Work instructions — Every line below that holds "sind" must be copied.

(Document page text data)
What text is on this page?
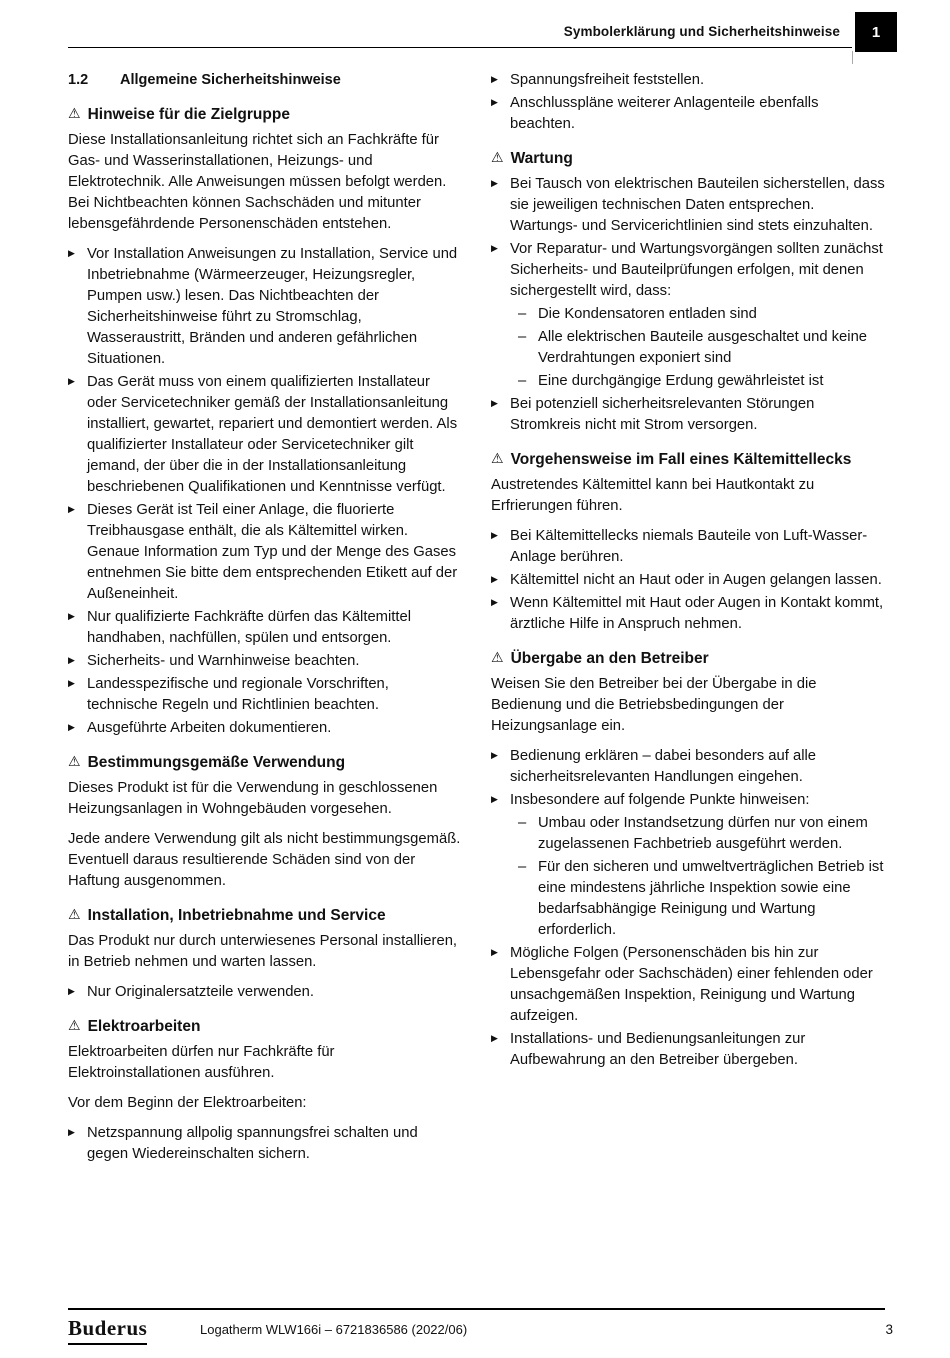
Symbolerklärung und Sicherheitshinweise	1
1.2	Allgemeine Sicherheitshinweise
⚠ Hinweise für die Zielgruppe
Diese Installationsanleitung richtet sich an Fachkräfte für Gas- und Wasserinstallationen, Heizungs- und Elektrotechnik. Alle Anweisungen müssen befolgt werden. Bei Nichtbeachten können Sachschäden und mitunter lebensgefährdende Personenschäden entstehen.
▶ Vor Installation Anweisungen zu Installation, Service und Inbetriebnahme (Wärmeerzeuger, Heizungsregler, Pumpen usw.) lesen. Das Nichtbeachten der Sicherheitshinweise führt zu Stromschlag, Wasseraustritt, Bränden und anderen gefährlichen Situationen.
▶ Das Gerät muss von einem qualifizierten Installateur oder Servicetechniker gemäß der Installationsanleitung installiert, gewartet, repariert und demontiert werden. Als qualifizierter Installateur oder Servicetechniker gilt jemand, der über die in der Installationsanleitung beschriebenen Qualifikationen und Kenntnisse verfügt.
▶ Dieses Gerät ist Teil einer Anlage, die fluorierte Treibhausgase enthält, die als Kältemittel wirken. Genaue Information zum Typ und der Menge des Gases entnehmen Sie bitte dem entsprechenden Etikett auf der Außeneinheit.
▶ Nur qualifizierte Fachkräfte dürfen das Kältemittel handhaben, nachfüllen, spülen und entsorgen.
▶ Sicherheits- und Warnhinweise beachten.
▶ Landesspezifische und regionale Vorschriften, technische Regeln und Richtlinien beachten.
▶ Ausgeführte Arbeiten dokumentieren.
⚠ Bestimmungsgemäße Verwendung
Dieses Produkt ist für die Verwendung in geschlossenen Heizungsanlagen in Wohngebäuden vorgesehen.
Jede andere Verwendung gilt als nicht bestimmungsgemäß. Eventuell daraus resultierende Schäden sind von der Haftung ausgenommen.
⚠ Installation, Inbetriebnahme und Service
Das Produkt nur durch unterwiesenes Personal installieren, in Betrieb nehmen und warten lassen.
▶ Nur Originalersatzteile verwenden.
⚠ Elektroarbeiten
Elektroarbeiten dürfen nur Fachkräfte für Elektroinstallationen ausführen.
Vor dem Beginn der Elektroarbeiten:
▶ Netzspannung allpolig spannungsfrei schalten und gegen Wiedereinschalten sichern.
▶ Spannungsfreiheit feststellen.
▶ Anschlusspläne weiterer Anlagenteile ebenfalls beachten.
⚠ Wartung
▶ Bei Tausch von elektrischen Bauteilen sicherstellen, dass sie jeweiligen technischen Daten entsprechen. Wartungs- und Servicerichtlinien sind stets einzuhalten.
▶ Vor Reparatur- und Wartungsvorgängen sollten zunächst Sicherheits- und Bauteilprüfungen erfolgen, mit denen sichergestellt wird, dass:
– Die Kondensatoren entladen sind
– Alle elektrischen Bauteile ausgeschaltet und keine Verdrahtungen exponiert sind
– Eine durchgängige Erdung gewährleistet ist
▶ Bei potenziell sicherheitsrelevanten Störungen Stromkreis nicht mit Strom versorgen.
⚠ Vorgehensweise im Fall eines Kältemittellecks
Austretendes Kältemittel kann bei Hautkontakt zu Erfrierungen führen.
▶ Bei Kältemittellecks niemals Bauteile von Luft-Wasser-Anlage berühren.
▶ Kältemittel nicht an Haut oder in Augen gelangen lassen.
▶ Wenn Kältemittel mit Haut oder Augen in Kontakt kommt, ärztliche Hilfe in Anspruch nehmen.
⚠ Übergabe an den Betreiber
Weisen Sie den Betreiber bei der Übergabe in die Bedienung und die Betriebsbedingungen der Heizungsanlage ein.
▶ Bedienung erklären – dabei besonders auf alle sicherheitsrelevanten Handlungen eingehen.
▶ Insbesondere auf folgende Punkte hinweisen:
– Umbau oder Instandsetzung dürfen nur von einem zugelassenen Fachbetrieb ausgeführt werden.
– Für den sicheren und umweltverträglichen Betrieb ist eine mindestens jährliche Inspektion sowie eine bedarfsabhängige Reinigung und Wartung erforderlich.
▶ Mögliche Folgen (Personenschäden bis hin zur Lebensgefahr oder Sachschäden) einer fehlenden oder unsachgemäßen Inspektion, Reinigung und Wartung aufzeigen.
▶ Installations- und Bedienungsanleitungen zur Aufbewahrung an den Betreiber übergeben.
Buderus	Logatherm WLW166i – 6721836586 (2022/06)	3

Result —
Jede andere Verwendung gilt als nicht bestimmungsgemäß. Eventuell daraus resultierende Schäden sind von der Haftung ausgenommen.
▶ Bei Tausch von elektrischen Bauteilen sicherstellen, dass sie jeweiligen technischen Daten entsprechen. Wartungs- und Servicerichtlinien sind stets einzuhalten.
– Die Kondensatoren entladen sind
– Alle elektrischen Bauteile ausgeschaltet und keine Verdrahtungen exponiert sind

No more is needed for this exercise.